> **Written task**: In your copy, leave out the pictures; write out all the data exactly.

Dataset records
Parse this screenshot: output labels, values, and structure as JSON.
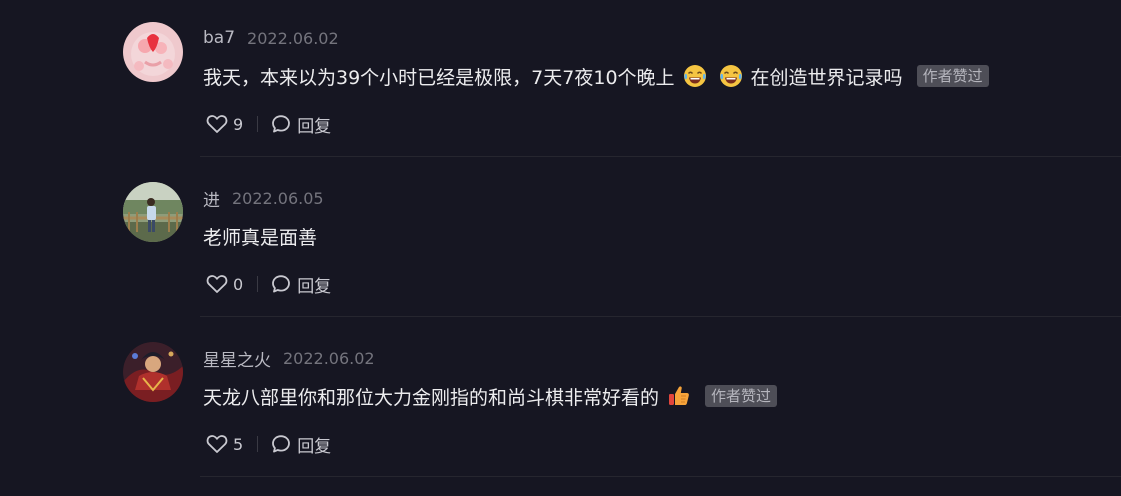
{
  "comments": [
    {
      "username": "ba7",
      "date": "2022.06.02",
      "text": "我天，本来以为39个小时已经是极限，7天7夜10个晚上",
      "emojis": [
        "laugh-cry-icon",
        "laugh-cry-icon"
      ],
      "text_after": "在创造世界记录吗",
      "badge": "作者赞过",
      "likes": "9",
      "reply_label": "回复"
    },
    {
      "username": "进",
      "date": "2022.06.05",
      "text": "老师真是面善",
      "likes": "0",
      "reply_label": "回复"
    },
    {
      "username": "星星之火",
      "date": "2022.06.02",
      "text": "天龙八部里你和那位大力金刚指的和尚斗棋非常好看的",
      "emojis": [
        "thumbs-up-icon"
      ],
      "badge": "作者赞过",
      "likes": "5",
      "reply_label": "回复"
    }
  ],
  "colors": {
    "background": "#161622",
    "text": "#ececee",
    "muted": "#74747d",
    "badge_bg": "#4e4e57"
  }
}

> **Result**:
Parse this screenshot: output labels, values, and structure as JSON.
{
  "comments": [
    {
      "username": "ba7",
      "date": "2022.06.02",
      "text": "我天，本来以为39个小时已经是极限，7天7夜10个晚上",
      "emojis": [
        "laugh-cry-icon",
        "laugh-cry-icon"
      ],
      "text_after": "在创造世界记录吗",
      "badge": "作者赞过",
      "likes": "9",
      "reply_label": "回复"
    },
    {
      "username": "进",
      "date": "2022.06.05",
      "text": "老师真是面善",
      "likes": "0",
      "reply_label": "回复"
    },
    {
      "username": "星星之火",
      "date": "2022.06.02",
      "text": "天龙八部里你和那位大力金刚指的和尚斗棋非常好看的",
      "emojis": [
        "thumbs-up-icon"
      ],
      "badge": "作者赞过",
      "likes": "5",
      "reply_label": "回复"
    }
  ],
  "colors": {
    "background": "#161622",
    "text": "#ececee",
    "muted": "#74747d",
    "badge_bg": "#4e4e57"
  }
}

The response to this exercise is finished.